## STATED EXERCISE:
State the number of lines that contain "type", with no other text.

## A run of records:
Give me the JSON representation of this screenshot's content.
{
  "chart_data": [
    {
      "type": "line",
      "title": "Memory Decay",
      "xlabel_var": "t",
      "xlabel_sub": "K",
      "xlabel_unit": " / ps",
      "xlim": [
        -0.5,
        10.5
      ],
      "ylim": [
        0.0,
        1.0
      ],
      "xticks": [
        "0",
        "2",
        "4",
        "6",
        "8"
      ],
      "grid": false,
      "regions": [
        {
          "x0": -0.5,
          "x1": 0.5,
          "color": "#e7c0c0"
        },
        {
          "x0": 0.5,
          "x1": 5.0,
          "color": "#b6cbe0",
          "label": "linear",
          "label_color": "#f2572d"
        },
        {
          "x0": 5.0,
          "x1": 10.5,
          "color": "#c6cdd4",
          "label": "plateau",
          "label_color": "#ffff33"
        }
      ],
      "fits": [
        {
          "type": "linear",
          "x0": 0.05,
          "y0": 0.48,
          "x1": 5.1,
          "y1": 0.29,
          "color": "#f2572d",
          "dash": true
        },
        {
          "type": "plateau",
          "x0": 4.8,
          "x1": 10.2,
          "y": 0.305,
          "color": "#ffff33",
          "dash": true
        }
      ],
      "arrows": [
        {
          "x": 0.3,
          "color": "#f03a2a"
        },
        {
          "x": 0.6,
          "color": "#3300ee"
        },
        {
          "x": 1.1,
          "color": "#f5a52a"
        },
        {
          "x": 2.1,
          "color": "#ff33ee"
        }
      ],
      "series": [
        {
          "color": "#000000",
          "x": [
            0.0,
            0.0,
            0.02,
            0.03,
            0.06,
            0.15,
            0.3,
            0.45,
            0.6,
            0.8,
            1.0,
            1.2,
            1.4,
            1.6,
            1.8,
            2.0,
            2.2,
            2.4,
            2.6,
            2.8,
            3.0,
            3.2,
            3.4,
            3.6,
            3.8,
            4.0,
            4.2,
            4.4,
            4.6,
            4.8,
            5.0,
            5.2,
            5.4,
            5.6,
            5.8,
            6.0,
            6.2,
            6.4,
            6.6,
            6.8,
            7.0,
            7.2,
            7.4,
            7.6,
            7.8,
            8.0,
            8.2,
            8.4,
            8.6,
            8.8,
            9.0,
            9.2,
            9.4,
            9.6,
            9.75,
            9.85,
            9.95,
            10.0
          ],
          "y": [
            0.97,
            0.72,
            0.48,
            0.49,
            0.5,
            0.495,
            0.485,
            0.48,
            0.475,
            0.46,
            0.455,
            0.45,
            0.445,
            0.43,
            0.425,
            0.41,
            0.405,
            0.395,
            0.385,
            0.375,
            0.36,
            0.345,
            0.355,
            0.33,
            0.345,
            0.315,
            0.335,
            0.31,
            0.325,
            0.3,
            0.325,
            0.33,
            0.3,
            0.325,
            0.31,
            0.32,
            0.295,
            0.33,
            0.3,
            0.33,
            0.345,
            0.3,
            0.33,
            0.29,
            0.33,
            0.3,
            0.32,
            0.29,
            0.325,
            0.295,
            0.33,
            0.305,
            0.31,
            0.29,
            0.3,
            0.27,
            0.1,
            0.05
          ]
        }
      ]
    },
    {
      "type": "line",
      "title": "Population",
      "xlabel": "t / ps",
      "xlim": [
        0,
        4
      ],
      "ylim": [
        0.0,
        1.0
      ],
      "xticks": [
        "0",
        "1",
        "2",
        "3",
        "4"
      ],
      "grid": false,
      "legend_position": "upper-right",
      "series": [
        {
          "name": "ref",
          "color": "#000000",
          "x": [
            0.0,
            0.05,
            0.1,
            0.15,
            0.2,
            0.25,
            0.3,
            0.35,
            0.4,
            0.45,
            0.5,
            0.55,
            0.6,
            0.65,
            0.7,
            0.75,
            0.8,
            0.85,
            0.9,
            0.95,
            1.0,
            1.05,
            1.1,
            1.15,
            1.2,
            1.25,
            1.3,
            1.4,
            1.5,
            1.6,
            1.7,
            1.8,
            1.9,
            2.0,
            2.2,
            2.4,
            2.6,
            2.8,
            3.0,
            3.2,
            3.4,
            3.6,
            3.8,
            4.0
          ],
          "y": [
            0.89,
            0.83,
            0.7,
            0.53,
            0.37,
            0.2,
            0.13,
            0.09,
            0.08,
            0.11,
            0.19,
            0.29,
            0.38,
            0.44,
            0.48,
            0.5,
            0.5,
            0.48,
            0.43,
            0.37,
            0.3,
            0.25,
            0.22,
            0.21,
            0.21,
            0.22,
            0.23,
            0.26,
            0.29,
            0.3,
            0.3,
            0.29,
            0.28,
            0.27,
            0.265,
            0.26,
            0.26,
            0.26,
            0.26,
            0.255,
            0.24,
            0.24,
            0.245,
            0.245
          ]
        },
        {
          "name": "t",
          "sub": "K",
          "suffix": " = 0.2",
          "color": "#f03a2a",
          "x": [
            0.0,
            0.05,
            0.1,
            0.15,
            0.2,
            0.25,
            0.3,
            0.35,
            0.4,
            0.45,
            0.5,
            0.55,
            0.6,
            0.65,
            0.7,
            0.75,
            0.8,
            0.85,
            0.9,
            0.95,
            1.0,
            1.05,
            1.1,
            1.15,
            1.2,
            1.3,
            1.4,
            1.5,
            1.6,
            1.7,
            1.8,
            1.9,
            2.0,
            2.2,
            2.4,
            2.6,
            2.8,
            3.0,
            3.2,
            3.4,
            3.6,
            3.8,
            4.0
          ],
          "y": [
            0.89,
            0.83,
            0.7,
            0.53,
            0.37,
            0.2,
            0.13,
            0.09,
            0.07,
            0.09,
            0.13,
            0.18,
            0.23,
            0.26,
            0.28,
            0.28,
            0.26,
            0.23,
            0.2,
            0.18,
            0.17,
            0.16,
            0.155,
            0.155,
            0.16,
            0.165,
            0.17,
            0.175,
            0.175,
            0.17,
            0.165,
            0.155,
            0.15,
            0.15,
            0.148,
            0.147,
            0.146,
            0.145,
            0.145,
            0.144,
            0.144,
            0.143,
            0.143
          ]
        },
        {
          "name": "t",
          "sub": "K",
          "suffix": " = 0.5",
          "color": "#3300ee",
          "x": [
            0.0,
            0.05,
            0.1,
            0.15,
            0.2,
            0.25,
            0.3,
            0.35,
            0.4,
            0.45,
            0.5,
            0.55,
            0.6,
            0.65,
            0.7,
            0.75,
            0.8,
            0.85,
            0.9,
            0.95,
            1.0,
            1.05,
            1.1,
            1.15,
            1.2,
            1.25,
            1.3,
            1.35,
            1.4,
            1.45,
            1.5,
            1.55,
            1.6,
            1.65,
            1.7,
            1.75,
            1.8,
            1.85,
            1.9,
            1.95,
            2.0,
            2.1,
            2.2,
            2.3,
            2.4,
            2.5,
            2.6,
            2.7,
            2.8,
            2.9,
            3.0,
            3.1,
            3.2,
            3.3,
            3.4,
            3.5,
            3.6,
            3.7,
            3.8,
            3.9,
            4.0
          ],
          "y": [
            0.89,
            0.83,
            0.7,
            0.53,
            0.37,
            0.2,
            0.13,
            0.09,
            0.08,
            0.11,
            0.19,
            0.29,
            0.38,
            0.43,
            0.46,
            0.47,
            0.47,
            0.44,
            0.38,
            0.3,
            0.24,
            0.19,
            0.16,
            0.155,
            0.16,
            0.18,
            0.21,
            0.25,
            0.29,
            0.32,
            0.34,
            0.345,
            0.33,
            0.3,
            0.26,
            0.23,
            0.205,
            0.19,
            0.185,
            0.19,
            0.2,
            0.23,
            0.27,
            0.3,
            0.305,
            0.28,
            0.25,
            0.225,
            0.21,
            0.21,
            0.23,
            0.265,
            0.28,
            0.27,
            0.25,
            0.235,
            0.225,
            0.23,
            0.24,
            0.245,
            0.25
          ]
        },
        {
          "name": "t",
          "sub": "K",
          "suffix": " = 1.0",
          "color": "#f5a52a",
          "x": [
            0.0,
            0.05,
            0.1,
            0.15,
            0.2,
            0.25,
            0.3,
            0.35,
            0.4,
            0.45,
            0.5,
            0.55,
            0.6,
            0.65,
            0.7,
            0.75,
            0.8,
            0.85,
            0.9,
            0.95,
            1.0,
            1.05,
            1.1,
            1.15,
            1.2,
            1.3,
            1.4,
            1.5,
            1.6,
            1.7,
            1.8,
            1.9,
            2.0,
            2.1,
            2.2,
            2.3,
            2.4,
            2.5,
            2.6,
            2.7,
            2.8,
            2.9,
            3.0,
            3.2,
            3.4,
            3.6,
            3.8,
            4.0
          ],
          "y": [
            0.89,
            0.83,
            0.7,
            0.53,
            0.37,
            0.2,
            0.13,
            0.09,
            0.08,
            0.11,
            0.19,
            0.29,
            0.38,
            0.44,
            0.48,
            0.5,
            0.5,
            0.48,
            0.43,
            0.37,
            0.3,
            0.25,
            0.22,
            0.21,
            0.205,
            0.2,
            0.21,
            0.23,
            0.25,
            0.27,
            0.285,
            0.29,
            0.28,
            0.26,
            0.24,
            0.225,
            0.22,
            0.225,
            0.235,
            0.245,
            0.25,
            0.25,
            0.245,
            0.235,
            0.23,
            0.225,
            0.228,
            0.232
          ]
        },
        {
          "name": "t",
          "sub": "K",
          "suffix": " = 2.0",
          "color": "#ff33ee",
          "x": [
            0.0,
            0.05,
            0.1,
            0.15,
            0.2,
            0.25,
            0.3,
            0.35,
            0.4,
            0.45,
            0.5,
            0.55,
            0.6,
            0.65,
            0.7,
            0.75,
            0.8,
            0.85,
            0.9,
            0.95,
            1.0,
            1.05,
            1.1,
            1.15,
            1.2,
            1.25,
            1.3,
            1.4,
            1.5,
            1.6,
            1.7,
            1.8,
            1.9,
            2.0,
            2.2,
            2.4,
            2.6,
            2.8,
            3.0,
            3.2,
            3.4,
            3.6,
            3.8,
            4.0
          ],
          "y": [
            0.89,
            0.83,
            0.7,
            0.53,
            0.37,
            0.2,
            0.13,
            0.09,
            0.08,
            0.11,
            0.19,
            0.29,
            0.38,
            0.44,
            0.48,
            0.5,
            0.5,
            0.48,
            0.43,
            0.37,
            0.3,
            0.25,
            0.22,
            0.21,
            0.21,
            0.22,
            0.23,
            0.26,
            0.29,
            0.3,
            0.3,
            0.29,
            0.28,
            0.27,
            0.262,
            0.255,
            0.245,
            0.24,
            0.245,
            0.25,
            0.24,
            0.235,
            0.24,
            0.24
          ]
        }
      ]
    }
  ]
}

## TASK RESPONSE:
4